_Problem to work on_:
Provide an exact transcription of all the records.

--- Material supplied ---

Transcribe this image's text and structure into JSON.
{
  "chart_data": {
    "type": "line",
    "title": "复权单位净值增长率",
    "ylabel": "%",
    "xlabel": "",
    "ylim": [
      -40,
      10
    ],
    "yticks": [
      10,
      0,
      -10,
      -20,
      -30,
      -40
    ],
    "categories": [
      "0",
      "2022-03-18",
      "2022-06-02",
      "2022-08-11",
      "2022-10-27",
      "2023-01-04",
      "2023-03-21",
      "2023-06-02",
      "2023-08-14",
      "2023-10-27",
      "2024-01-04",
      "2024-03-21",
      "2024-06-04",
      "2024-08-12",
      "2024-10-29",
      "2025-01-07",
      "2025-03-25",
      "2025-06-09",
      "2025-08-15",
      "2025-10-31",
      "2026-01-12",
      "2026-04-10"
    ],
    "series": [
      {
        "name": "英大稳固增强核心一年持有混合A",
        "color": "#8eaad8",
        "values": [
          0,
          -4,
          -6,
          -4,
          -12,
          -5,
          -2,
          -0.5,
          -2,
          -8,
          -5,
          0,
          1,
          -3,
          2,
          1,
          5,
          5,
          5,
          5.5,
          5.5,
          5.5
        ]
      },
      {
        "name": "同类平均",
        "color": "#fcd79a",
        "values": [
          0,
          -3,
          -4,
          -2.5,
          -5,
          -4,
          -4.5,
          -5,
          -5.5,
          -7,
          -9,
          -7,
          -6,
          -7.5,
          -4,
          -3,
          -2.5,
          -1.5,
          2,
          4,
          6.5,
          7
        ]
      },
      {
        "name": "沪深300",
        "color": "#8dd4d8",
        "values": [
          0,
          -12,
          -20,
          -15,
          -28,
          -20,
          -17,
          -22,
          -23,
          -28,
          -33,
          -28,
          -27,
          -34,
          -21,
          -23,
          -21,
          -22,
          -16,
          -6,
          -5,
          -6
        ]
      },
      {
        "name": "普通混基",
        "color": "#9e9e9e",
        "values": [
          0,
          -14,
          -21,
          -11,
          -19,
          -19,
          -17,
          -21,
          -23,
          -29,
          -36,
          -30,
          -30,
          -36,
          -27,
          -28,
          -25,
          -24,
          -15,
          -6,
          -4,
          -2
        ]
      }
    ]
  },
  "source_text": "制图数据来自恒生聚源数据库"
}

---

_The result_:
Transcribe this image's text and structure into JSON.
{
  "chart_data": {
    "type": "line",
    "title": "复权单位净值增长率",
    "ylabel": "%",
    "xlabel": "",
    "ylim": [
      -40,
      10
    ],
    "yticks": [
      10,
      0,
      -10,
      -20,
      -30,
      -40
    ],
    "categories": [
      "0",
      "2022-03-18",
      "2022-06-02",
      "2022-08-11",
      "2022-10-27",
      "2023-01-04",
      "2023-03-21",
      "2023-06-02",
      "2023-08-14",
      "2023-10-27",
      "2024-01-04",
      "2024-03-21",
      "2024-06-04",
      "2024-08-12",
      "2024-10-29",
      "2025-01-07",
      "2025-03-25",
      "2025-06-09",
      "2025-08-15",
      "2025-10-31",
      "2026-01-12",
      "2026-04-10"
    ],
    "series": [
      {
        "name": "英大稳固增强核心一年持有混合A",
        "color": "#8eaad8",
        "values": [
          0,
          -4,
          -6,
          -4,
          -12,
          -5,
          -2,
          -0.5,
          -2,
          -8,
          -5,
          0,
          1,
          -3,
          2,
          1,
          5,
          5,
          5,
          5.5,
          5.5,
          5.5
        ]
      },
      {
        "name": "同类平均",
        "color": "#fcd79a",
        "values": [
          0,
          -3,
          -4,
          -2.5,
          -5,
          -4,
          -4.5,
          -5,
          -5.5,
          -7,
          -9,
          -7,
          -6,
          -7.5,
          -4,
          -3,
          -2.5,
          -1.5,
          2,
          4,
          6.5,
          7
        ]
      },
      {
        "name": "沪深300",
        "color": "#8dd4d8",
        "values": [
          0,
          -12,
          -20,
          -15,
          -28,
          -20,
          -17,
          -22,
          -23,
          -28,
          -33,
          -28,
          -27,
          -34,
          -21,
          -23,
          -21,
          -22,
          -16,
          -6,
          -5,
          -6
        ]
      },
      {
        "name": "普通混基",
        "color": "#9e9e9e",
        "values": [
          0,
          -14,
          -21,
          -11,
          -19,
          -19,
          -17,
          -21,
          -23,
          -29,
          -36,
          -30,
          -30,
          -36,
          -27,
          -28,
          -25,
          -24,
          -15,
          -6,
          -4,
          -2
        ]
      }
    ]
  },
  "source_text": "制图数据来自恒生聚源数据库"
}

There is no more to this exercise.